**Direction:**
Restate the entire listing word for word.

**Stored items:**
- - -

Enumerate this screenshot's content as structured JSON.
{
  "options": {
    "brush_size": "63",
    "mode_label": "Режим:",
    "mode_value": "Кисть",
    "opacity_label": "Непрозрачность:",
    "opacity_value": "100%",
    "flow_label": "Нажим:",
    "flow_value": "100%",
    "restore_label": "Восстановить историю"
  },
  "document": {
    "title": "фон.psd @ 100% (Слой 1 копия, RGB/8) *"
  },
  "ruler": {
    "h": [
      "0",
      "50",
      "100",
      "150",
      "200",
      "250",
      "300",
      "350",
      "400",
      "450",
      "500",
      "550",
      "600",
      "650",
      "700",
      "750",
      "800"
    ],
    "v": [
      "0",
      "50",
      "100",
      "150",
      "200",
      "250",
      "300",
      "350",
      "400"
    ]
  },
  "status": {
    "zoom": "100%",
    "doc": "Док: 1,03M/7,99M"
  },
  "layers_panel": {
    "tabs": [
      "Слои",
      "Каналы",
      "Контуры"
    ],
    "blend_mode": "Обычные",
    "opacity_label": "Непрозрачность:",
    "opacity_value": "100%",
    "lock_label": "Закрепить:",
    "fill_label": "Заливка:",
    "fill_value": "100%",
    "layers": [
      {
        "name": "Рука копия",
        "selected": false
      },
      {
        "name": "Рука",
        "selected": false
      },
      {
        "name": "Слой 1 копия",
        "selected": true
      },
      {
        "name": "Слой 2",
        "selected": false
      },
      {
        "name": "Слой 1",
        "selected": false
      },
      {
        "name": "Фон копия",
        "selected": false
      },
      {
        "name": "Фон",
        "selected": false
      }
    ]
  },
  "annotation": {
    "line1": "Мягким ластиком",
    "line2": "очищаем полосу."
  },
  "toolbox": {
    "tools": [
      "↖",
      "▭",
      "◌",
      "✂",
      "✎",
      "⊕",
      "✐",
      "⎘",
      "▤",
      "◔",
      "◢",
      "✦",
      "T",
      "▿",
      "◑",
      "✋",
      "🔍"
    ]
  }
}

- - -

**Response for this exercise:**
Enumerate this screenshot's content as structured JSON.
{
  "options": {
    "brush_size": "63",
    "mode_label": "Режим:",
    "mode_value": "Кисть",
    "opacity_label": "Непрозрачность:",
    "opacity_value": "100%",
    "flow_label": "Нажим:",
    "flow_value": "100%",
    "restore_label": "Восстановить историю"
  },
  "document": {
    "title": "фон.psd @ 100% (Слой 1 копия, RGB/8) *"
  },
  "ruler": {
    "h": [
      "0",
      "50",
      "100",
      "150",
      "200",
      "250",
      "300",
      "350",
      "400",
      "450",
      "500",
      "550",
      "600",
      "650",
      "700",
      "750",
      "800"
    ],
    "v": [
      "0",
      "50",
      "100",
      "150",
      "200",
      "250",
      "300",
      "350",
      "400"
    ]
  },
  "status": {
    "zoom": "100%",
    "doc": "Док: 1,03M/7,99M"
  },
  "layers_panel": {
    "tabs": [
      "Слои",
      "Каналы",
      "Контуры"
    ],
    "blend_mode": "Обычные",
    "opacity_label": "Непрозрачность:",
    "opacity_value": "100%",
    "lock_label": "Закрепить:",
    "fill_label": "Заливка:",
    "fill_value": "100%",
    "layers": [
      {
        "name": "Рука копия",
        "selected": false
      },
      {
        "name": "Рука",
        "selected": false
      },
      {
        "name": "Слой 1 копия",
        "selected": true
      },
      {
        "name": "Слой 2",
        "selected": false
      },
      {
        "name": "Слой 1",
        "selected": false
      },
      {
        "name": "Фон копия",
        "selected": false
      },
      {
        "name": "Фон",
        "selected": false
      }
    ]
  },
  "annotation": {
    "line1": "Мягким ластиком",
    "line2": "очищаем полосу."
  },
  "toolbox": {
    "tools": [
      "↖",
      "▭",
      "◌",
      "✂",
      "✎",
      "⊕",
      "✐",
      "⎘",
      "▤",
      "◔",
      "◢",
      "✦",
      "T",
      "▿",
      "◑",
      "✋",
      "🔍"
    ]
  }
}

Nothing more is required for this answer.